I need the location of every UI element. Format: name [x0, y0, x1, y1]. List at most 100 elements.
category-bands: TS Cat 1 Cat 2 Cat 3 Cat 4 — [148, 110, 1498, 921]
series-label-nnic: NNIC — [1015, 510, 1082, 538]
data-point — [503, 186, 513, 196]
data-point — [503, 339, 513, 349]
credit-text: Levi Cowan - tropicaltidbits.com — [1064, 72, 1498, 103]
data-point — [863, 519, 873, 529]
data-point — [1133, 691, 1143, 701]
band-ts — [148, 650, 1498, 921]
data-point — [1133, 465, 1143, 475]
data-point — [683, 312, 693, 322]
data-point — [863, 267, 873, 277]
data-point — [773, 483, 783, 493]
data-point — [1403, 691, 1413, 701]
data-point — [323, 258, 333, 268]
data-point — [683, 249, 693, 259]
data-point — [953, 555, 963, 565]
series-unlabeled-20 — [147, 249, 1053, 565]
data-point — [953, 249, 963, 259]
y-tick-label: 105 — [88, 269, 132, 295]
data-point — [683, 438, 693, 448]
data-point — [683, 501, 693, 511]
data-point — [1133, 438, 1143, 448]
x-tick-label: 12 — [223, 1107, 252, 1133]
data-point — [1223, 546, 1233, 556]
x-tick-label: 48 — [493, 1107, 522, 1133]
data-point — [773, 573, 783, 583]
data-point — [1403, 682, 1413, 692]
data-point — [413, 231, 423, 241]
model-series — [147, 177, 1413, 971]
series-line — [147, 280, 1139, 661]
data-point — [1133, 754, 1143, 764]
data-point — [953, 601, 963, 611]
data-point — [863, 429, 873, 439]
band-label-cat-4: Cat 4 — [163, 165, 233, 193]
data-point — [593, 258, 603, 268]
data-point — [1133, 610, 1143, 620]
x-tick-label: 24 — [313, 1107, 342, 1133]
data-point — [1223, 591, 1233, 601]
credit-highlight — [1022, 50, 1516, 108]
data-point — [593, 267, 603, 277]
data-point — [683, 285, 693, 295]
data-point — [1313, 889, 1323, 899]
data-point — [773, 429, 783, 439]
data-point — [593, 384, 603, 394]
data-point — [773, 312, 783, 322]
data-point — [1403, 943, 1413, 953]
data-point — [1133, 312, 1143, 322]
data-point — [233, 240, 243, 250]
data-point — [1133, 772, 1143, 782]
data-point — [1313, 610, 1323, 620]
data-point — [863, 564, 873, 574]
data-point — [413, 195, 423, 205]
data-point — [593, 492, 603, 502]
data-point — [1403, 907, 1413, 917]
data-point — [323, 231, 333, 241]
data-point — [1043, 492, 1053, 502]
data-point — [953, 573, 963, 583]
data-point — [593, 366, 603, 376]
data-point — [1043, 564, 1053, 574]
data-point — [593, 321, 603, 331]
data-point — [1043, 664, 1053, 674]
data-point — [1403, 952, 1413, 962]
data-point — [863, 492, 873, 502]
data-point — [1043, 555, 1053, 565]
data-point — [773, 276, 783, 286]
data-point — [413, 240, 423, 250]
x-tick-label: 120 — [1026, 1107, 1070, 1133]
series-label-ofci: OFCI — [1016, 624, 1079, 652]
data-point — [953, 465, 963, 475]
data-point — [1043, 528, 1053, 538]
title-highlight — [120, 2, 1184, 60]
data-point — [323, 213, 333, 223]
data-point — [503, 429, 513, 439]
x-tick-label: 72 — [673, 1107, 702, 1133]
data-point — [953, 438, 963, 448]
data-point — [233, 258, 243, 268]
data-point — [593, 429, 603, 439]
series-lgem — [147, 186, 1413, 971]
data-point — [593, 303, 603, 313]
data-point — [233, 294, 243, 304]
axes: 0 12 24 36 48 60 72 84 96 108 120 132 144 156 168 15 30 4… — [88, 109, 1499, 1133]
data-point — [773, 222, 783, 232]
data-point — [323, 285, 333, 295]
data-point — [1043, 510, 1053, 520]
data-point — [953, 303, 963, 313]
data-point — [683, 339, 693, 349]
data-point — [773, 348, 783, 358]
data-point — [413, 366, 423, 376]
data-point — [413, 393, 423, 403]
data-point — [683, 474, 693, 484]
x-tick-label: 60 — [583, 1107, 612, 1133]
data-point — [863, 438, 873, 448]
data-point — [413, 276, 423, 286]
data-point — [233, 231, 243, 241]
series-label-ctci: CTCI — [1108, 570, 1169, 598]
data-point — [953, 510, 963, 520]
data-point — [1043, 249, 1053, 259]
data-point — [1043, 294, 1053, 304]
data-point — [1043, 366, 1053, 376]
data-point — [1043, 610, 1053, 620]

# # # #

Rewrite the records above, swapping every "x-tick-label" for "x-axis-label" and leaving everything else unchanged.

** Task answer **
I need the location of every UI element. Format: name [x0, y0, x1, y1]. List at most 100 elements.
category-bands: TS Cat 1 Cat 2 Cat 3 Cat 4 — [148, 110, 1498, 921]
series-label-nnic: NNIC — [1015, 510, 1082, 538]
data-point — [503, 186, 513, 196]
data-point — [503, 339, 513, 349]
credit-text: Levi Cowan - tropicaltidbits.com — [1064, 72, 1498, 103]
data-point — [863, 519, 873, 529]
data-point — [1133, 691, 1143, 701]
band-ts — [148, 650, 1498, 921]
data-point — [1133, 465, 1143, 475]
data-point — [683, 312, 693, 322]
data-point — [863, 267, 873, 277]
data-point — [773, 483, 783, 493]
data-point — [1403, 691, 1413, 701]
data-point — [323, 258, 333, 268]
data-point — [683, 249, 693, 259]
data-point — [953, 555, 963, 565]
series-unlabeled-20 — [147, 249, 1053, 565]
data-point — [953, 249, 963, 259]
y-tick-label: 105 — [88, 269, 132, 295]
data-point — [683, 438, 693, 448]
data-point — [683, 501, 693, 511]
data-point — [1133, 438, 1143, 448]
x-axis-label: 12 — [223, 1107, 252, 1133]
data-point — [1223, 546, 1233, 556]
x-axis-label: 48 — [493, 1107, 522, 1133]
data-point — [773, 573, 783, 583]
data-point — [1403, 682, 1413, 692]
data-point — [413, 231, 423, 241]
model-series — [147, 177, 1413, 971]
series-line — [147, 280, 1139, 661]
data-point — [1133, 754, 1143, 764]
data-point — [953, 601, 963, 611]
data-point — [863, 429, 873, 439]
band-label-cat-4: Cat 4 — [163, 165, 233, 193]
data-point — [593, 258, 603, 268]
data-point — [1133, 610, 1143, 620]
x-axis-label: 24 — [313, 1107, 342, 1133]
data-point — [1223, 591, 1233, 601]
credit-highlight — [1022, 50, 1516, 108]
data-point — [593, 267, 603, 277]
data-point — [683, 285, 693, 295]
data-point — [1313, 889, 1323, 899]
data-point — [773, 429, 783, 439]
data-point — [593, 384, 603, 394]
data-point — [773, 312, 783, 322]
data-point — [1403, 943, 1413, 953]
data-point — [1133, 312, 1143, 322]
data-point — [233, 240, 243, 250]
data-point — [1133, 772, 1143, 782]
data-point — [1313, 610, 1323, 620]
data-point — [863, 564, 873, 574]
data-point — [413, 195, 423, 205]
data-point — [593, 492, 603, 502]
data-point — [1403, 907, 1413, 917]
data-point — [323, 231, 333, 241]
data-point — [1043, 492, 1053, 502]
data-point — [953, 573, 963, 583]
data-point — [593, 366, 603, 376]
data-point — [1043, 564, 1053, 574]
data-point — [593, 321, 603, 331]
data-point — [1043, 664, 1053, 674]
data-point — [1403, 952, 1413, 962]
data-point — [863, 492, 873, 502]
data-point — [1043, 555, 1053, 565]
data-point — [773, 276, 783, 286]
data-point — [413, 240, 423, 250]
x-axis-label: 120 — [1026, 1107, 1070, 1133]
series-label-ofci: OFCI — [1016, 624, 1079, 652]
data-point — [953, 465, 963, 475]
data-point — [1043, 528, 1053, 538]
title-highlight — [120, 2, 1184, 60]
data-point — [323, 213, 333, 223]
data-point — [503, 429, 513, 439]
x-axis-label: 72 — [673, 1107, 702, 1133]
data-point — [953, 438, 963, 448]
data-point — [233, 258, 243, 268]
data-point — [593, 429, 603, 439]
series-lgem — [147, 186, 1413, 971]
data-point — [593, 303, 603, 313]
data-point — [233, 294, 243, 304]
axes: 0 12 24 36 48 60 72 84 96 108 120 132 144 156 168 15 30 4… — [88, 109, 1499, 1133]
data-point — [773, 222, 783, 232]
data-point — [323, 285, 333, 295]
data-point — [1043, 510, 1053, 520]
data-point — [953, 303, 963, 313]
data-point — [683, 339, 693, 349]
data-point — [773, 348, 783, 358]
data-point — [413, 366, 423, 376]
data-point — [413, 393, 423, 403]
data-point — [683, 474, 693, 484]
x-axis-label: 60 — [583, 1107, 612, 1133]
data-point — [863, 438, 873, 448]
data-point — [413, 276, 423, 286]
data-point — [233, 231, 243, 241]
series-label-ctci: CTCI — [1108, 570, 1169, 598]
data-point — [953, 510, 963, 520]
data-point — [1043, 249, 1053, 259]
data-point — [1043, 294, 1053, 304]
data-point — [1043, 366, 1053, 376]
data-point — [1043, 610, 1053, 620]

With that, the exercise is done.